=== Records provided ===

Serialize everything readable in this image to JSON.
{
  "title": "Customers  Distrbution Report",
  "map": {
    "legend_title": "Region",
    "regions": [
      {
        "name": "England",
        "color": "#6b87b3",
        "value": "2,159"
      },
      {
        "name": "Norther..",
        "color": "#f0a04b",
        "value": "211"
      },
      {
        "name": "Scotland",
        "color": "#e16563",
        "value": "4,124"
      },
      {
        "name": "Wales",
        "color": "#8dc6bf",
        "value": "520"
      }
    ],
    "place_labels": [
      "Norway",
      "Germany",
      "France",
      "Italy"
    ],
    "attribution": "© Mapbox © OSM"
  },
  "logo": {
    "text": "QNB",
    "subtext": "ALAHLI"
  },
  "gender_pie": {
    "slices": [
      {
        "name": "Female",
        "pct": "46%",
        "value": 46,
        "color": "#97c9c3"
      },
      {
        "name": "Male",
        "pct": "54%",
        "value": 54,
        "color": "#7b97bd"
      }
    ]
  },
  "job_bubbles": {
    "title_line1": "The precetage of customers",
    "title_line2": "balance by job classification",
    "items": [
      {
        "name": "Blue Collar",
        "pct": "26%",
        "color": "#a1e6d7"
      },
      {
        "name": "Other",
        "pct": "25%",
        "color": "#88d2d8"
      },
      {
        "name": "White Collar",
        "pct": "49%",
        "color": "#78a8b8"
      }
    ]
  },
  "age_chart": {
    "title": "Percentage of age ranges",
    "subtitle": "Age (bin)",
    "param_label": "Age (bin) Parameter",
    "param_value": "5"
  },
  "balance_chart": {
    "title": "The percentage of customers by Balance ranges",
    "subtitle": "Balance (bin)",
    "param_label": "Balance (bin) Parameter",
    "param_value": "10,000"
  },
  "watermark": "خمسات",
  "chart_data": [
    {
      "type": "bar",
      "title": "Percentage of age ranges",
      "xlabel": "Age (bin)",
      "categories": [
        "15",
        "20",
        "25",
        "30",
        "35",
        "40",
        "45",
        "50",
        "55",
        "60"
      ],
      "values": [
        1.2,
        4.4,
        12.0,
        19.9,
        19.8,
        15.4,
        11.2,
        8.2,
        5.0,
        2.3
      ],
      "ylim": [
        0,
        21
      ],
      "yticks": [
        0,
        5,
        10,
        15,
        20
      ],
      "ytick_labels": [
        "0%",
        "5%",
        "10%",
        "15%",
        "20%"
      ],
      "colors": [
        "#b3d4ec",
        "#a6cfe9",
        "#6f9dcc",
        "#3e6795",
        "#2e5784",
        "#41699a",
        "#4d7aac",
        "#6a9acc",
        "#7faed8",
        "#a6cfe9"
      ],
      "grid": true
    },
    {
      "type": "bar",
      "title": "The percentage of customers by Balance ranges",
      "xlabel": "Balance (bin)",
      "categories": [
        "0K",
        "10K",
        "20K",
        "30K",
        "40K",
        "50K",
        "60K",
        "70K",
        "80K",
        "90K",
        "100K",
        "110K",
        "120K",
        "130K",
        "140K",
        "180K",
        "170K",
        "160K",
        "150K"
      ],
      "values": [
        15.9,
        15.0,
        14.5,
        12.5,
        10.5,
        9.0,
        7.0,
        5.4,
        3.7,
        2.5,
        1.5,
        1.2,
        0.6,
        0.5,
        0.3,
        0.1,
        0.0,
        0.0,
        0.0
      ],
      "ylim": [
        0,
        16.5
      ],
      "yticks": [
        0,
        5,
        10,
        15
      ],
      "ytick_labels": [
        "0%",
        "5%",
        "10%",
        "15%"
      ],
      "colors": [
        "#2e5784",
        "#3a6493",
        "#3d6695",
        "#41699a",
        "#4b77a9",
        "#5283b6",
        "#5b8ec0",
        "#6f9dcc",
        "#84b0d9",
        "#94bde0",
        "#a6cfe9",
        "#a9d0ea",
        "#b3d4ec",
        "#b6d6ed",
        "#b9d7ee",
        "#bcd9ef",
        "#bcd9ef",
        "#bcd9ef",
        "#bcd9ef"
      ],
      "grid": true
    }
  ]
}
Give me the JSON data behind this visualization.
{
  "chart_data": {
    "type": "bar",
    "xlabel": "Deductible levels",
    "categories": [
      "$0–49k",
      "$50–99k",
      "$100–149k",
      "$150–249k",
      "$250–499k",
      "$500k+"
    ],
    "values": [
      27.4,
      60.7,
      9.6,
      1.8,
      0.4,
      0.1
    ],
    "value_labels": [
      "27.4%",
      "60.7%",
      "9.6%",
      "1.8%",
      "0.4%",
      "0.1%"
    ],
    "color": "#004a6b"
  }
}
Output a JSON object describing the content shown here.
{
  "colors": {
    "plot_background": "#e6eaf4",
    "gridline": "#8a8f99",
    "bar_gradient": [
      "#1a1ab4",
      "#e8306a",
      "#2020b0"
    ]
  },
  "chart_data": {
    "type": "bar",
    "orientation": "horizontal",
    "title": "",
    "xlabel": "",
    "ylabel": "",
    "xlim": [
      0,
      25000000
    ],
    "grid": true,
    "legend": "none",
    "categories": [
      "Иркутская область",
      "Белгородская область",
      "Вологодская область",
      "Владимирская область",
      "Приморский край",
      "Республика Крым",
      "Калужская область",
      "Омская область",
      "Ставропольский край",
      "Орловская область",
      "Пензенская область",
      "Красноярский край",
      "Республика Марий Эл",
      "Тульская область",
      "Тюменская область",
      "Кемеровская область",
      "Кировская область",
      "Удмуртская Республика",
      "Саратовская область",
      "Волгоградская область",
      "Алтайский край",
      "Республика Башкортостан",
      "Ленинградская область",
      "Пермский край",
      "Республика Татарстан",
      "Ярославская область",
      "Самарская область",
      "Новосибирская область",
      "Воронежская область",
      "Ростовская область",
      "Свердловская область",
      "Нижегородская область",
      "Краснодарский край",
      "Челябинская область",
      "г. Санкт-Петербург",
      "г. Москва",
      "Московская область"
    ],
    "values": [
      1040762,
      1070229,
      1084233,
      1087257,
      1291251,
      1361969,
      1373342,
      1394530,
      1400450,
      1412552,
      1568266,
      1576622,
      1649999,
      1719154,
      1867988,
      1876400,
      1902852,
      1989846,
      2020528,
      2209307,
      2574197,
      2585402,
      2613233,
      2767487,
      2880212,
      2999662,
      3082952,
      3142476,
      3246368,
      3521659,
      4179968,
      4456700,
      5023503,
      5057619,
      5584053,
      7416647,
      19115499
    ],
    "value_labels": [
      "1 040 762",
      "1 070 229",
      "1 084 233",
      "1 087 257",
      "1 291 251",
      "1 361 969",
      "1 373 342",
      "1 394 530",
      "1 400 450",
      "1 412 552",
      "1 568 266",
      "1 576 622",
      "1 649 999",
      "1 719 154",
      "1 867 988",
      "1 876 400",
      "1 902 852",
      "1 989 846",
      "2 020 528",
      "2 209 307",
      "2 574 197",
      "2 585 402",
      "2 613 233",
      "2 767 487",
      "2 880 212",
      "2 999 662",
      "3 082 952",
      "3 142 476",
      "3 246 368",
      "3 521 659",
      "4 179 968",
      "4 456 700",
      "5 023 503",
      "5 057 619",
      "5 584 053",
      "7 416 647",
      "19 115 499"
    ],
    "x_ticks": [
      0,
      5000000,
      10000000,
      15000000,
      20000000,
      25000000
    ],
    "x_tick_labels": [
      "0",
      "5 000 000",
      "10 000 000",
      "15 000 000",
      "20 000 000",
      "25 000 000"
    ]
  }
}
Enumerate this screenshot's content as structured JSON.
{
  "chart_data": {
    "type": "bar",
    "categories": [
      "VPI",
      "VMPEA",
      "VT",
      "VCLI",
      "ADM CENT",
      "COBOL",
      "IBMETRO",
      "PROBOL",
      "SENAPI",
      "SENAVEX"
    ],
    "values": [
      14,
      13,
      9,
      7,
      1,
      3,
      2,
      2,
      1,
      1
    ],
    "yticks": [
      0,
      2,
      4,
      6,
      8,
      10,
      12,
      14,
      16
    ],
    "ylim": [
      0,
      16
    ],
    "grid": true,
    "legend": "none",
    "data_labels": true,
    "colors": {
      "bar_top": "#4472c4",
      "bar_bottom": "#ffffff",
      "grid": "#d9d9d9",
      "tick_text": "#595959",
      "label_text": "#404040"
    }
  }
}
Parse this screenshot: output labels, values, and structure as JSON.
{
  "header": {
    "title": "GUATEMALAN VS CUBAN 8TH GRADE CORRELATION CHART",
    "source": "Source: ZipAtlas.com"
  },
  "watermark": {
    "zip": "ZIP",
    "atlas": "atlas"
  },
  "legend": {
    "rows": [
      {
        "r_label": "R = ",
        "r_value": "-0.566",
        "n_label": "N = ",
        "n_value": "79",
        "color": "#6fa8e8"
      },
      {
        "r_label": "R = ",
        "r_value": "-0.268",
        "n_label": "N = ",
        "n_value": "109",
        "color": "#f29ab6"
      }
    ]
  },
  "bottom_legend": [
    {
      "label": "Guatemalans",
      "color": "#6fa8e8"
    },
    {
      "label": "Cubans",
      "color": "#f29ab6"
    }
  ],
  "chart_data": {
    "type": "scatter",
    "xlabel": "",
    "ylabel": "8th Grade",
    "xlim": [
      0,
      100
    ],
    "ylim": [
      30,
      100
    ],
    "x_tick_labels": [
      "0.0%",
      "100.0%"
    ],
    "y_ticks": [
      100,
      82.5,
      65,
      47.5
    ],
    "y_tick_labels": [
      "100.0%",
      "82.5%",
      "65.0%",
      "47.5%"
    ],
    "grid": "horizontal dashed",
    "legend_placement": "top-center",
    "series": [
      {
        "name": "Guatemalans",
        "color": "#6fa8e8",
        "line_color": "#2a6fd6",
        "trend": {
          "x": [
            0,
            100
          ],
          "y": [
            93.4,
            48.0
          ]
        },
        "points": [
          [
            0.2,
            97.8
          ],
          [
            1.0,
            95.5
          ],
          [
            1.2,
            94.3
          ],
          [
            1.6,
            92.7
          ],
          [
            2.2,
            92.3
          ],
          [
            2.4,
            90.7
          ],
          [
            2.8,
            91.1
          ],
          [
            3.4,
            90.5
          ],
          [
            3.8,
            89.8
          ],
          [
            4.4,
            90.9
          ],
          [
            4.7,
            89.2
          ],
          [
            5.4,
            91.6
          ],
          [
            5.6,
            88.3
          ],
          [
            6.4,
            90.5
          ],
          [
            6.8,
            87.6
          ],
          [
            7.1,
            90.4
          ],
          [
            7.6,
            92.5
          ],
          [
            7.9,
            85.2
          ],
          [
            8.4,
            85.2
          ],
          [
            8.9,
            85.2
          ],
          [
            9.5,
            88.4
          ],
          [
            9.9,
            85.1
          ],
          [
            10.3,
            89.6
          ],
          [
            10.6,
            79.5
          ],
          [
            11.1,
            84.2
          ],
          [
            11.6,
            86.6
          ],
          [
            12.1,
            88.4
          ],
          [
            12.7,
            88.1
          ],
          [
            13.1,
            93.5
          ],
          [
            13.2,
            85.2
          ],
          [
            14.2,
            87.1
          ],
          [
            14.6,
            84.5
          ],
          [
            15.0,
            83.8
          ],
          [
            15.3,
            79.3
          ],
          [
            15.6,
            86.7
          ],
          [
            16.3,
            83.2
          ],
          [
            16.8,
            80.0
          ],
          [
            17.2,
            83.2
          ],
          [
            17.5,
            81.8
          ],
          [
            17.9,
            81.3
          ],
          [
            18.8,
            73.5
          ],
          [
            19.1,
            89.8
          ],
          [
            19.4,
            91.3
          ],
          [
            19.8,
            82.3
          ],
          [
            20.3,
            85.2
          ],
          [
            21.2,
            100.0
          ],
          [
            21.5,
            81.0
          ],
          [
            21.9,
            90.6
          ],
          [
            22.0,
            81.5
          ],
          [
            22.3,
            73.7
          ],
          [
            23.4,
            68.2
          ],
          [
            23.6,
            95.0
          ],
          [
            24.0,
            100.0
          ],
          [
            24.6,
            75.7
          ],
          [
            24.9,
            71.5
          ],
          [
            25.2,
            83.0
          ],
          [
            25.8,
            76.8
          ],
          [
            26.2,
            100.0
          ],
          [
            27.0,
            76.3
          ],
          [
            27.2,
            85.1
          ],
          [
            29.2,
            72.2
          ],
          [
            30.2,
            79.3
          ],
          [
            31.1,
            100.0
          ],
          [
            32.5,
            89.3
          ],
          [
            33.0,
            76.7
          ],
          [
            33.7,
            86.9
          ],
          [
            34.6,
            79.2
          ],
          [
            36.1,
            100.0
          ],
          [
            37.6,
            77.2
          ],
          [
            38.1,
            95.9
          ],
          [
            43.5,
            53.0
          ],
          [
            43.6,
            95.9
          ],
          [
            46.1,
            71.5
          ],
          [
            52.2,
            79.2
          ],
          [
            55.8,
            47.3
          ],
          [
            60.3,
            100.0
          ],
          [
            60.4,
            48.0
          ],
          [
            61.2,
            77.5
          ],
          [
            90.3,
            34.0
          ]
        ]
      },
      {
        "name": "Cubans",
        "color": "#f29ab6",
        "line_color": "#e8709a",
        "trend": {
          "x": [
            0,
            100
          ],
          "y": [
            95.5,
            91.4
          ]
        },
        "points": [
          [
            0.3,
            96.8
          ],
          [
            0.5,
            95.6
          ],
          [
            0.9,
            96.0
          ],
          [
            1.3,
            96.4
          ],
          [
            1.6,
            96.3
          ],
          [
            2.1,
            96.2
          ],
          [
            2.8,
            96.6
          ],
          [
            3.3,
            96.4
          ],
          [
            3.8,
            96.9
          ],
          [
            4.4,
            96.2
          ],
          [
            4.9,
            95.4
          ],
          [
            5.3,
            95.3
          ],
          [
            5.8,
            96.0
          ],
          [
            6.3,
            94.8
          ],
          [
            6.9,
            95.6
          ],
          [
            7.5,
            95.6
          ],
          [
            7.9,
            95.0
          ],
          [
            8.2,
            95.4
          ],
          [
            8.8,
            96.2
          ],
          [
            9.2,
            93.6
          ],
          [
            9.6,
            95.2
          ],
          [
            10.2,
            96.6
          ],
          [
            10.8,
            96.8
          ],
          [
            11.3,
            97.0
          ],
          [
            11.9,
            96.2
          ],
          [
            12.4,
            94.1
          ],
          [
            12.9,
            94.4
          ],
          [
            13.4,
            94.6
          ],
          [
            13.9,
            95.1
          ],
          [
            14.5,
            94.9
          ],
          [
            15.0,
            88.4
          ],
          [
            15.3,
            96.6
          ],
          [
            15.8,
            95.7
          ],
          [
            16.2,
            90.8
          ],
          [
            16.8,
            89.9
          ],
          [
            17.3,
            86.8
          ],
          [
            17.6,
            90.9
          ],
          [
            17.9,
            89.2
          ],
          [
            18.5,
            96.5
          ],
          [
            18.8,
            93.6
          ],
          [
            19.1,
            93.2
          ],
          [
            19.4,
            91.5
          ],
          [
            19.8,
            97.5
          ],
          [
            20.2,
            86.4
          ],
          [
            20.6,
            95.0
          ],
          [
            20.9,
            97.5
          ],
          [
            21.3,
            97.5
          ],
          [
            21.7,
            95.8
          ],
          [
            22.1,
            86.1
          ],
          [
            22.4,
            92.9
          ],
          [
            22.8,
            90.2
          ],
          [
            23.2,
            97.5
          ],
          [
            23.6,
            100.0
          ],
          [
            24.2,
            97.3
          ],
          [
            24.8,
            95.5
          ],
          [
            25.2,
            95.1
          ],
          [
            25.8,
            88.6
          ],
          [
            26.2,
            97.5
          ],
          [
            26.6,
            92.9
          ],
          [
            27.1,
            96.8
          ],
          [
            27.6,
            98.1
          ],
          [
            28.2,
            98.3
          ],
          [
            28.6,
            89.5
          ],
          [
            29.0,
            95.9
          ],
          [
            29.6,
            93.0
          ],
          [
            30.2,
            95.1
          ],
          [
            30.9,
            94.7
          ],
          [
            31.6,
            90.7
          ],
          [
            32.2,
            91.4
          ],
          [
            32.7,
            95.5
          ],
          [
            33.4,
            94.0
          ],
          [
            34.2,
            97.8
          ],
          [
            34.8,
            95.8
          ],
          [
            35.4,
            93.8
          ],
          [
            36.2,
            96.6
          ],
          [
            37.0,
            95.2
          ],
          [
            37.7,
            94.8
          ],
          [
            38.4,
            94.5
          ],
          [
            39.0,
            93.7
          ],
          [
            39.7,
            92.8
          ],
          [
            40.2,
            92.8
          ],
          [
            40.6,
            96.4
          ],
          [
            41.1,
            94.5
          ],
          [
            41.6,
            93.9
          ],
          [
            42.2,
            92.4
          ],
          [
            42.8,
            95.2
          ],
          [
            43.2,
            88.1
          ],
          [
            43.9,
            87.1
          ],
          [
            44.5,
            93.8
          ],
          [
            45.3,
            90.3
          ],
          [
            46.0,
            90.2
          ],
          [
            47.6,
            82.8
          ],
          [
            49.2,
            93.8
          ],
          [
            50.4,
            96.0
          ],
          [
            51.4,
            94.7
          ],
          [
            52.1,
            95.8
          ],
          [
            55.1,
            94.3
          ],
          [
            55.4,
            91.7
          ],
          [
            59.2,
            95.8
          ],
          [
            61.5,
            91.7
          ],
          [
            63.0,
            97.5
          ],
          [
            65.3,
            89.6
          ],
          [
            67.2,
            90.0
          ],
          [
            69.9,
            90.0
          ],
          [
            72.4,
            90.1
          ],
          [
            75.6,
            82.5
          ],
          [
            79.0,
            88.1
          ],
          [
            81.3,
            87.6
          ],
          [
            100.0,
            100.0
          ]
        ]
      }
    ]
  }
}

===

Find every line that holds "xlabel" and copy it.

Answer to this exercise
      "xlabel": "Age (bin)",
      "xlabel": "Balance (bin)",
    "xlabel": "Deductible levels",
    "xlabel": "",
    "xlabel": "",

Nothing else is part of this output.